[Items from a figure collection]
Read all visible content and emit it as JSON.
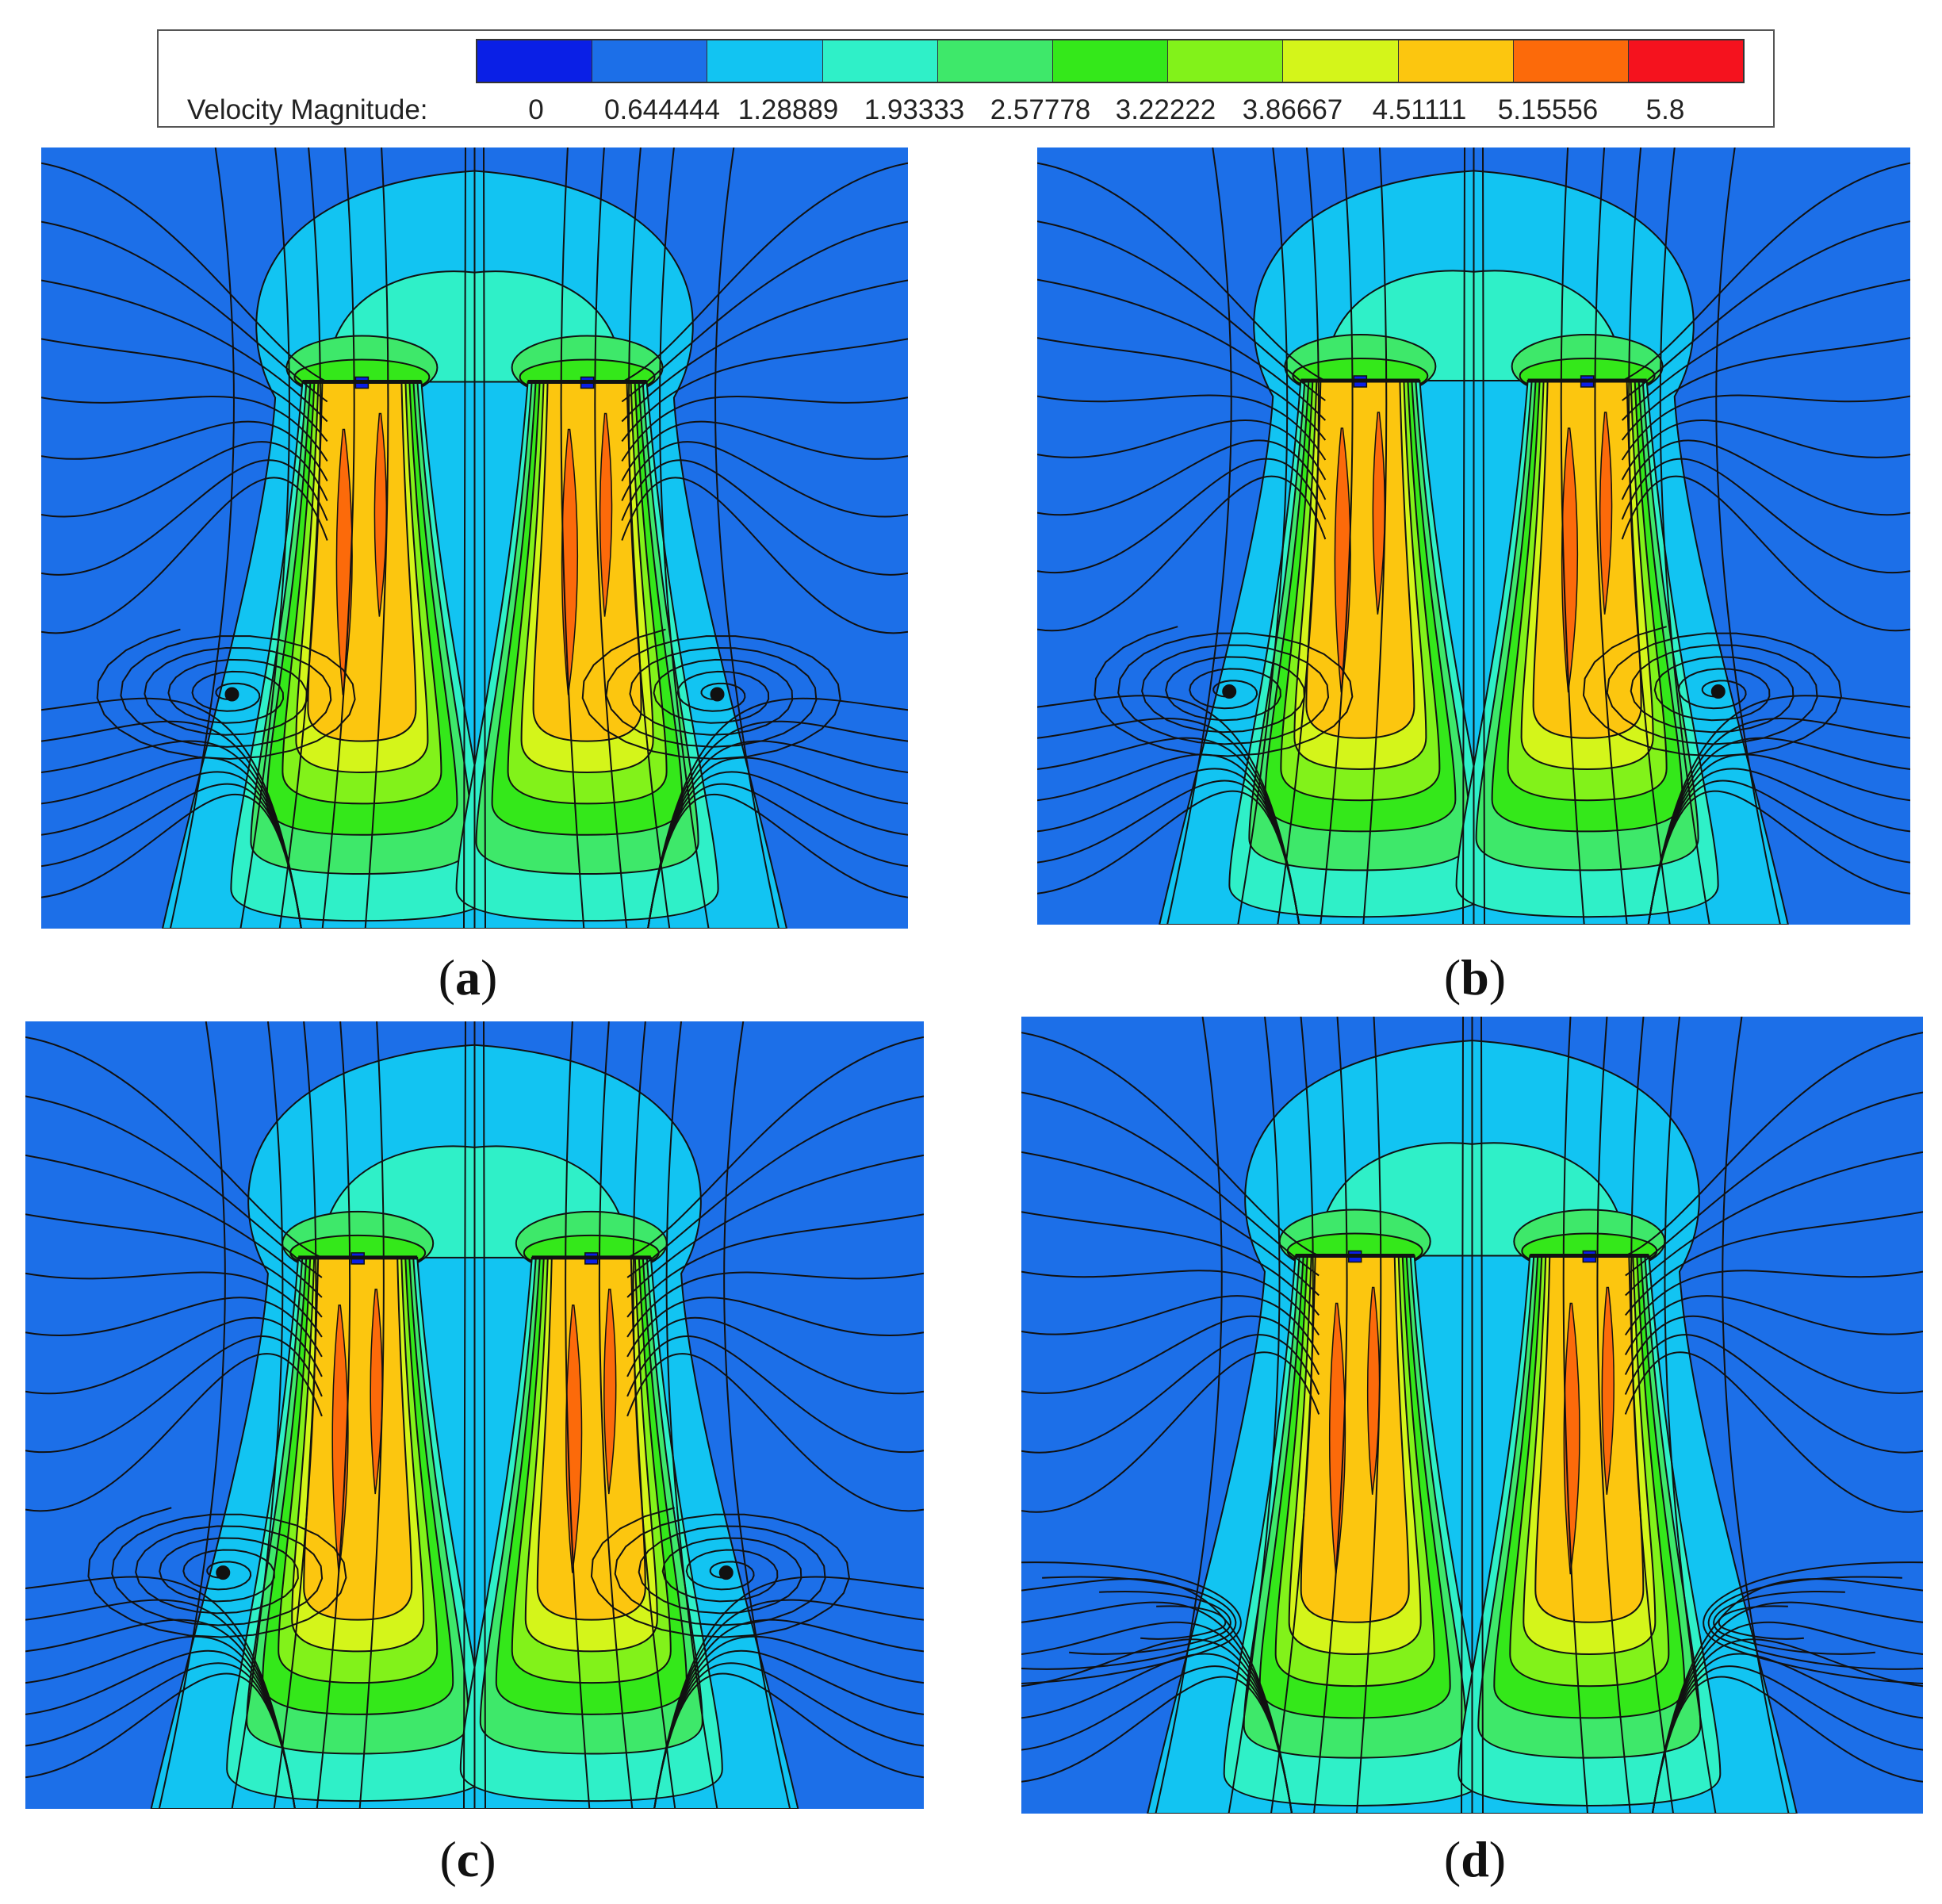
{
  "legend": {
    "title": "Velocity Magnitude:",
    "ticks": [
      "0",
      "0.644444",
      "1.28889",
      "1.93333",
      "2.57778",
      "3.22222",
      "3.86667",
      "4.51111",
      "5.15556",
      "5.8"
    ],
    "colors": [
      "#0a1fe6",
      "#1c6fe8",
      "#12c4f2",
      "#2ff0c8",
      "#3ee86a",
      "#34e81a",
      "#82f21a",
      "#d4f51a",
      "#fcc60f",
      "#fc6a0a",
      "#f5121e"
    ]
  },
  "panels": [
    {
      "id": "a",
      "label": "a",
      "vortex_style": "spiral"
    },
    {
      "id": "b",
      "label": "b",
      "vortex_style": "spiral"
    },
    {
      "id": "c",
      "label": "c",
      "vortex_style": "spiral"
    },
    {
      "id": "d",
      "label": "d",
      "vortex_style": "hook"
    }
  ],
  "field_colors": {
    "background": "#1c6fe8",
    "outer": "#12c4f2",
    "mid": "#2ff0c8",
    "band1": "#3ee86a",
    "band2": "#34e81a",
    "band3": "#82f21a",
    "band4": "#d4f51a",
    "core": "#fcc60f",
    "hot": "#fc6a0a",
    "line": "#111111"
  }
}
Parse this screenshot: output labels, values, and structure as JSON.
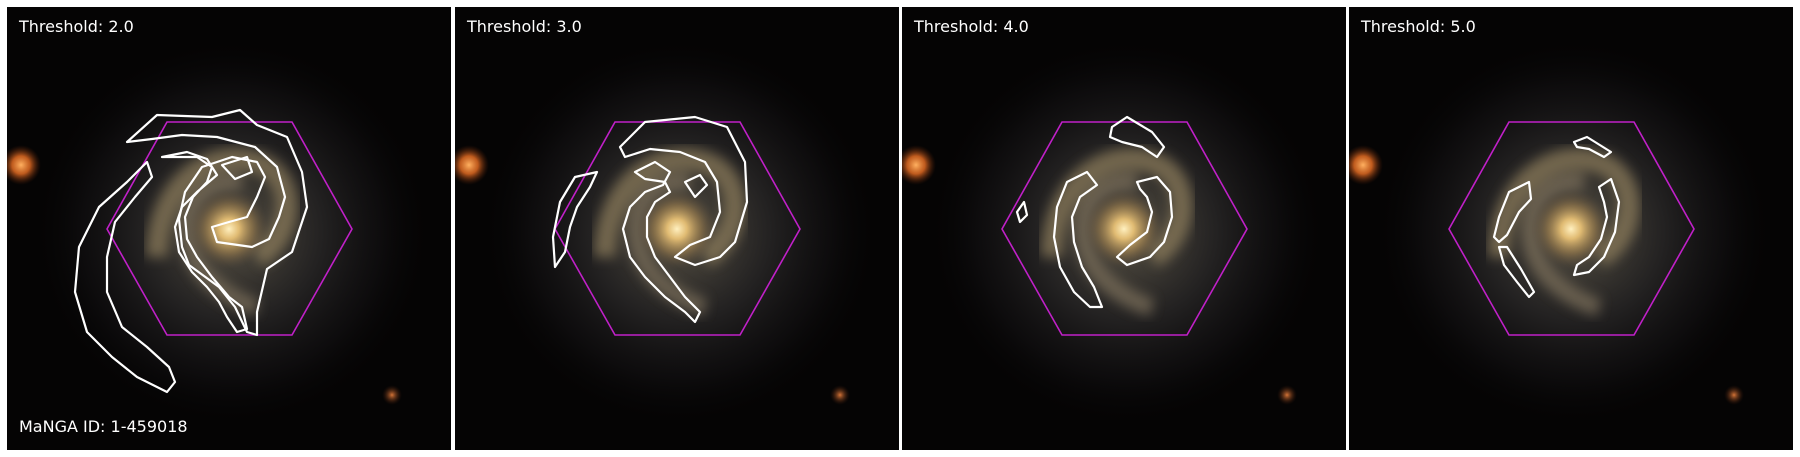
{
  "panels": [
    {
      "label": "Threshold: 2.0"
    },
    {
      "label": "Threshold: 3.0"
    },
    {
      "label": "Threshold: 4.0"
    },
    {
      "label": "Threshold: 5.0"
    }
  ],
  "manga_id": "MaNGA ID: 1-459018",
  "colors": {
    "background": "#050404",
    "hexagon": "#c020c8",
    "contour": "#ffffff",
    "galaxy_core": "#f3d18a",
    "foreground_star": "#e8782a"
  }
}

What you are asked to do
Output the span from the line with "Parse this screenshot: output" through the last line of the data, inclusive and exact, and omit every picture.

Full solution
Parse this screenshot: output labels, values, and structure as JSON.
{
  "panels": [
    {
      "label": "Threshold: 2.0"
    },
    {
      "label": "Threshold: 3.0"
    },
    {
      "label": "Threshold: 4.0"
    },
    {
      "label": "Threshold: 5.0"
    }
  ],
  "manga_id": "MaNGA ID: 1-459018",
  "colors": {
    "background": "#050404",
    "hexagon": "#c020c8",
    "contour": "#ffffff",
    "galaxy_core": "#f3d18a",
    "foreground_star": "#e8782a"
  }
}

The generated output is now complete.